(Collected data)
● ● ● ● ● ● ●

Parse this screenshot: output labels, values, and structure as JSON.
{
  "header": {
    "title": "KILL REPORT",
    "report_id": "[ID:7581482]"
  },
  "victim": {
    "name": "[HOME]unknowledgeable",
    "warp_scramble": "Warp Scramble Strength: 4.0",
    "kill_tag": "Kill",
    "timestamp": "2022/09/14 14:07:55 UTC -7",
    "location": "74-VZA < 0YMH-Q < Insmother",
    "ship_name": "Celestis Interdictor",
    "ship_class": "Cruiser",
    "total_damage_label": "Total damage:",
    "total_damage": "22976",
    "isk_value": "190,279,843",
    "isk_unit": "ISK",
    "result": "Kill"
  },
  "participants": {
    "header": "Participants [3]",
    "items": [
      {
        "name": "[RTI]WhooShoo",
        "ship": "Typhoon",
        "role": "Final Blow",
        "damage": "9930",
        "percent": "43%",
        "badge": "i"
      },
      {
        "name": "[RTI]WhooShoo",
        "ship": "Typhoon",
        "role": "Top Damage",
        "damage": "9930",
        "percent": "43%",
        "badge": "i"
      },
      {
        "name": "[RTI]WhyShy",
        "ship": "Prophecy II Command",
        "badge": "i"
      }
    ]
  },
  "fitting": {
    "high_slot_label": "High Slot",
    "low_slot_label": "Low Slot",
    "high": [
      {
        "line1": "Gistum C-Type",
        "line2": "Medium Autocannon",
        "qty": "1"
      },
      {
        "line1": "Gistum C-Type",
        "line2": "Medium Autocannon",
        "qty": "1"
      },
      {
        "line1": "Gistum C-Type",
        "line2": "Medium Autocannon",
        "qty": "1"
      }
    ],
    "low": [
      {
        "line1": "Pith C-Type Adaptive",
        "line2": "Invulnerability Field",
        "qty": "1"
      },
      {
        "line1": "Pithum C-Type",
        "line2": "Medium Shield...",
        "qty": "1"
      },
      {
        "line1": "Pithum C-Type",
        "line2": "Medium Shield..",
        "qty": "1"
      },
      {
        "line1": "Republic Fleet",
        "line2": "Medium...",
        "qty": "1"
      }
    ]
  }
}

● ● ● ● ● ● ●

WHAT YOU SHOULD DO:
Write out every record, exactly as written.

SOLUTION:
Parse this screenshot: output labels, values, and structure as JSON.
{
  "header": {
    "title": "KILL REPORT",
    "report_id": "[ID:7581482]"
  },
  "victim": {
    "name": "[HOME]unknowledgeable",
    "warp_scramble": "Warp Scramble Strength: 4.0",
    "kill_tag": "Kill",
    "timestamp": "2022/09/14 14:07:55 UTC -7",
    "location": "74-VZA < 0YMH-Q < Insmother",
    "ship_name": "Celestis Interdictor",
    "ship_class": "Cruiser",
    "total_damage_label": "Total damage:",
    "total_damage": "22976",
    "isk_value": "190,279,843",
    "isk_unit": "ISK",
    "result": "Kill"
  },
  "participants": {
    "header": "Participants [3]",
    "items": [
      {
        "name": "[RTI]WhooShoo",
        "ship": "Typhoon",
        "role": "Final Blow",
        "damage": "9930",
        "percent": "43%",
        "badge": "i"
      },
      {
        "name": "[RTI]WhooShoo",
        "ship": "Typhoon",
        "role": "Top Damage",
        "damage": "9930",
        "percent": "43%",
        "badge": "i"
      },
      {
        "name": "[RTI]WhyShy",
        "ship": "Prophecy II Command",
        "badge": "i"
      }
    ]
  },
  "fitting": {
    "high_slot_label": "High Slot",
    "low_slot_label": "Low Slot",
    "high": [
      {
        "line1": "Gistum C-Type",
        "line2": "Medium Autocannon",
        "qty": "1"
      },
      {
        "line1": "Gistum C-Type",
        "line2": "Medium Autocannon",
        "qty": "1"
      },
      {
        "line1": "Gistum C-Type",
        "line2": "Medium Autocannon",
        "qty": "1"
      }
    ],
    "low": [
      {
        "line1": "Pith C-Type Adaptive",
        "line2": "Invulnerability Field",
        "qty": "1"
      },
      {
        "line1": "Pithum C-Type",
        "line2": "Medium Shield...",
        "qty": "1"
      },
      {
        "line1": "Pithum C-Type",
        "line2": "Medium Shield..",
        "qty": "1"
      },
      {
        "line1": "Republic Fleet",
        "line2": "Medium...",
        "qty": "1"
      }
    ]
  }
}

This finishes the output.